Input —
________

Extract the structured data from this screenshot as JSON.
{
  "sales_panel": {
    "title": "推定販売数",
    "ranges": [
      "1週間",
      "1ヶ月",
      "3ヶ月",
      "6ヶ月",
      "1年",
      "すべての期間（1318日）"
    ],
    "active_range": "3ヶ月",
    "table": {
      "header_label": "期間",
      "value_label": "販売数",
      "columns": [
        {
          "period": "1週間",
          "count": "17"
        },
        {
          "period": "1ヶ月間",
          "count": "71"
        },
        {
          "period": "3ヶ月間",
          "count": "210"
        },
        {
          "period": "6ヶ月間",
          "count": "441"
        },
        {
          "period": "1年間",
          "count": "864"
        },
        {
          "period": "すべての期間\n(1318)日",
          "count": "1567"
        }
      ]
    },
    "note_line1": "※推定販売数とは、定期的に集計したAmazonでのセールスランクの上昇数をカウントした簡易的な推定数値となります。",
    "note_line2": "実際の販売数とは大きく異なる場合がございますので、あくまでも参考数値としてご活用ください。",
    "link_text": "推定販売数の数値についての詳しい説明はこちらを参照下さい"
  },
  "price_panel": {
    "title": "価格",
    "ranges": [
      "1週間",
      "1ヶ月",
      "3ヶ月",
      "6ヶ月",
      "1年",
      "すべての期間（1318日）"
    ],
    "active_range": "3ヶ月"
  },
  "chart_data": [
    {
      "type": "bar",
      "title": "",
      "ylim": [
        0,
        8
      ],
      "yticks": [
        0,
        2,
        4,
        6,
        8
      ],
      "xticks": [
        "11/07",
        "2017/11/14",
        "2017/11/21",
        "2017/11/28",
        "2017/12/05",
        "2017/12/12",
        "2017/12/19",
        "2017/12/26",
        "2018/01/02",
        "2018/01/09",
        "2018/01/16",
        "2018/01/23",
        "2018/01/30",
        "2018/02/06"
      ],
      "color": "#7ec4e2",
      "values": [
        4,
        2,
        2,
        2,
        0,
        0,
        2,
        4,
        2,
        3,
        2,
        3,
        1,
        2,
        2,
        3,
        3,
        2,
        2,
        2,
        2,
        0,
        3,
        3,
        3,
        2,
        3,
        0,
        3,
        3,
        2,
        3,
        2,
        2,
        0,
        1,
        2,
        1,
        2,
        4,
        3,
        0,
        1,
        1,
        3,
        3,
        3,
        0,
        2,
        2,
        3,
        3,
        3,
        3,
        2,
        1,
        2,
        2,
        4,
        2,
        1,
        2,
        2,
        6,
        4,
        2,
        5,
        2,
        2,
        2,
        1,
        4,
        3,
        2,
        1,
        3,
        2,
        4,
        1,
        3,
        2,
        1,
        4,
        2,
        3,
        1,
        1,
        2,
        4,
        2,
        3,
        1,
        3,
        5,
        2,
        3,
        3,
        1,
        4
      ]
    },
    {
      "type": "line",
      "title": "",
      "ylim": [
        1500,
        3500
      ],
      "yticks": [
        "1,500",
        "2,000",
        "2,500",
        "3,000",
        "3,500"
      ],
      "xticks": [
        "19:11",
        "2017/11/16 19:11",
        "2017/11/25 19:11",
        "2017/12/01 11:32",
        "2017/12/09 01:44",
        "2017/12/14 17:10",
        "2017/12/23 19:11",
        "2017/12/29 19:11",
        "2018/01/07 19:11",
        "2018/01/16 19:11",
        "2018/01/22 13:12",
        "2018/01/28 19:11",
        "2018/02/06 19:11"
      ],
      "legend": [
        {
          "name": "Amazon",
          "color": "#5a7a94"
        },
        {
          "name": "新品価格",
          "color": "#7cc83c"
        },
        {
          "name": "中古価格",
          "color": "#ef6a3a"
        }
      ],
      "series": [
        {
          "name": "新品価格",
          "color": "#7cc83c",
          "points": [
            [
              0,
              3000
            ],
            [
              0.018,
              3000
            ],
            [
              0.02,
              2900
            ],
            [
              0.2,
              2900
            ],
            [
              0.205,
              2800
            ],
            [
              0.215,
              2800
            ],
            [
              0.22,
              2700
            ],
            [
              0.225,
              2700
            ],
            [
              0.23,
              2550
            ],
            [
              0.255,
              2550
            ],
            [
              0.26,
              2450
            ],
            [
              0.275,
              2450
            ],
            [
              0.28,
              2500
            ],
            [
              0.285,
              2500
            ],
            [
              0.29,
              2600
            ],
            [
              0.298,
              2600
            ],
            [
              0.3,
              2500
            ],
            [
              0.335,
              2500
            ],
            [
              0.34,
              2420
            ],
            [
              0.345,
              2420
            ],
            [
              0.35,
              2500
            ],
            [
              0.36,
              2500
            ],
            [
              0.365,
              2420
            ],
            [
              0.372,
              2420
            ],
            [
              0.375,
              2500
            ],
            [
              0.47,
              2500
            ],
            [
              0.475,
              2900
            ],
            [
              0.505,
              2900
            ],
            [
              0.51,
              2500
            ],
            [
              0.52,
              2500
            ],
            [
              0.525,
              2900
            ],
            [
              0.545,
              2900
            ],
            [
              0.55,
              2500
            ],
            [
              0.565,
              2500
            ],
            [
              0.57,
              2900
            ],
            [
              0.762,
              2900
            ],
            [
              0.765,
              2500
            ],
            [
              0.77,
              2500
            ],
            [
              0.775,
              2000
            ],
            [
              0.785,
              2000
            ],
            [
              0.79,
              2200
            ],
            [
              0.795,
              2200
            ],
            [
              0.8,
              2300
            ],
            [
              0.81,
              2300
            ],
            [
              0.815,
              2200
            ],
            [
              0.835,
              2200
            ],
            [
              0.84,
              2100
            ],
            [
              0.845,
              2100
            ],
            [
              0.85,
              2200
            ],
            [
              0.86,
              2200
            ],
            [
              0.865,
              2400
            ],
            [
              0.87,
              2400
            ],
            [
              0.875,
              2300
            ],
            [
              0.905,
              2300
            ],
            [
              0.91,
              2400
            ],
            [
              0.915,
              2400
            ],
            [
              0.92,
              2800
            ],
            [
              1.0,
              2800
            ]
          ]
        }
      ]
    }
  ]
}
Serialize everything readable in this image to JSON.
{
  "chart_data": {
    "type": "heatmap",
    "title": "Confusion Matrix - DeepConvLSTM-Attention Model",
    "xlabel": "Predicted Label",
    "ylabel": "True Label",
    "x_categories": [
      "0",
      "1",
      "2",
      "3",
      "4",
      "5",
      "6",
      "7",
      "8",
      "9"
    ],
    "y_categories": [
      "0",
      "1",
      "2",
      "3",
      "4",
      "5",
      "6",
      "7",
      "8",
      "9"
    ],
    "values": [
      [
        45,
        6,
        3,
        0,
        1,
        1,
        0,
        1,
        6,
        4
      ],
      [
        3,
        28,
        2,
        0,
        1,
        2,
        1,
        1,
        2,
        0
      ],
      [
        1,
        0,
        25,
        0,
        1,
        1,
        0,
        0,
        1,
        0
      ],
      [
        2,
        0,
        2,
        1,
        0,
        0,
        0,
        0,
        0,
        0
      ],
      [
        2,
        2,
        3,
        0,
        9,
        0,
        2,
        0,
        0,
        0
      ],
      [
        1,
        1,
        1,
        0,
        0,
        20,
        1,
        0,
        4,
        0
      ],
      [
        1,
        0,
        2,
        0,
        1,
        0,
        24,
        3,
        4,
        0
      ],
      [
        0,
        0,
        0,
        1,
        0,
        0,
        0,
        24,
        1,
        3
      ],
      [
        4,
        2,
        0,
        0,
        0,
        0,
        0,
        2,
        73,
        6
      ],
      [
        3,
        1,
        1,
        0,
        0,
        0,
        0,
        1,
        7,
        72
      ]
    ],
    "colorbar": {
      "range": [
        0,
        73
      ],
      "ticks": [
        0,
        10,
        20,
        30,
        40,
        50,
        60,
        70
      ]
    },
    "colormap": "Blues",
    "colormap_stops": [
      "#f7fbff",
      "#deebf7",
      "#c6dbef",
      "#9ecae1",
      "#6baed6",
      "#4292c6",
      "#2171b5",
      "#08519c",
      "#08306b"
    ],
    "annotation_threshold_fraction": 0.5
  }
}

________

Gather each line of the listing that holds the string "this".

Full response —
Extract the structured data from this screenshot as JSON.
Serialize everything readable in this image to JSON.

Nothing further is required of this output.